**REQUIREMENTS**:
Quote the whole listing word for word. Do not include the pictures.

[START]

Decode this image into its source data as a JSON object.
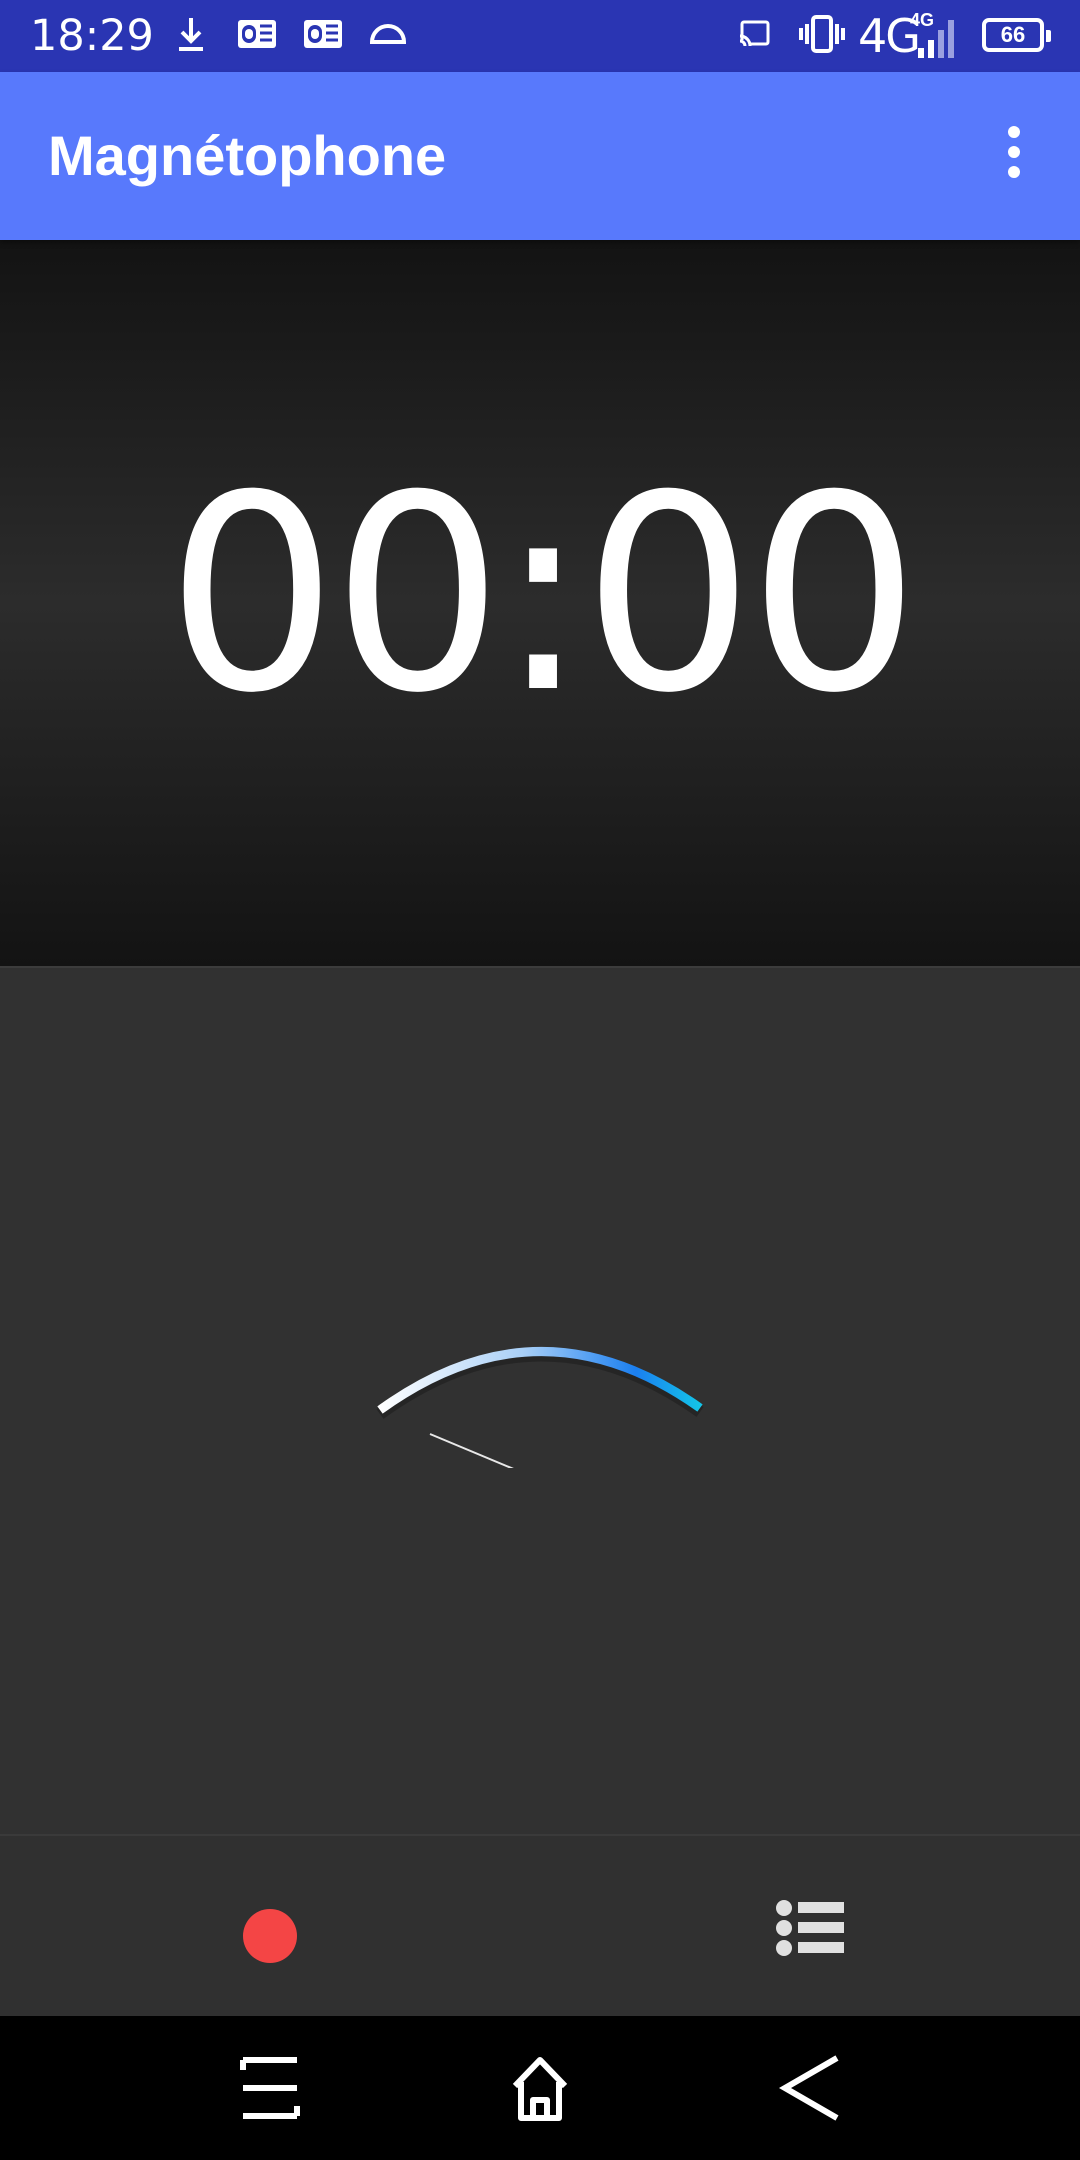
{
  "status_bar": {
    "time": "18:29",
    "network": "4G",
    "network_small": "4G",
    "battery": "66",
    "icons": [
      "download-icon",
      "outlook-icon",
      "outlook-icon",
      "half-circle-icon",
      "cast-icon",
      "vibrate-icon",
      "signal-icon",
      "battery-icon"
    ]
  },
  "app_bar": {
    "title": "Magnétophone",
    "menu_icon": "overflow-menu-icon"
  },
  "timer": {
    "display": "00:00"
  },
  "meter": {
    "type": "level-gauge",
    "arc_colors": [
      "#ffffff",
      "#8fc2f5",
      "#1b7ff0",
      "#13c4e8"
    ]
  },
  "controls": {
    "record_icon": "record-icon",
    "record_color": "#f44545",
    "list_icon": "recordings-list-icon"
  },
  "nav_bar": {
    "icons": [
      "recent-apps-icon",
      "home-icon",
      "back-icon"
    ]
  }
}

[END]

**EXERCISE ANSWER**:
Decode this image into its source data as a JSON object.
{
  "status_bar": {
    "time": "18:29",
    "network": "4G",
    "network_small": "4G",
    "battery": "66",
    "icons": [
      "download-icon",
      "outlook-icon",
      "outlook-icon",
      "half-circle-icon",
      "cast-icon",
      "vibrate-icon",
      "signal-icon",
      "battery-icon"
    ]
  },
  "app_bar": {
    "title": "Magnétophone",
    "menu_icon": "overflow-menu-icon"
  },
  "timer": {
    "display": "00:00"
  },
  "meter": {
    "type": "level-gauge",
    "arc_colors": [
      "#ffffff",
      "#8fc2f5",
      "#1b7ff0",
      "#13c4e8"
    ]
  },
  "controls": {
    "record_icon": "record-icon",
    "record_color": "#f44545",
    "list_icon": "recordings-list-icon"
  },
  "nav_bar": {
    "icons": [
      "recent-apps-icon",
      "home-icon",
      "back-icon"
    ]
  }
}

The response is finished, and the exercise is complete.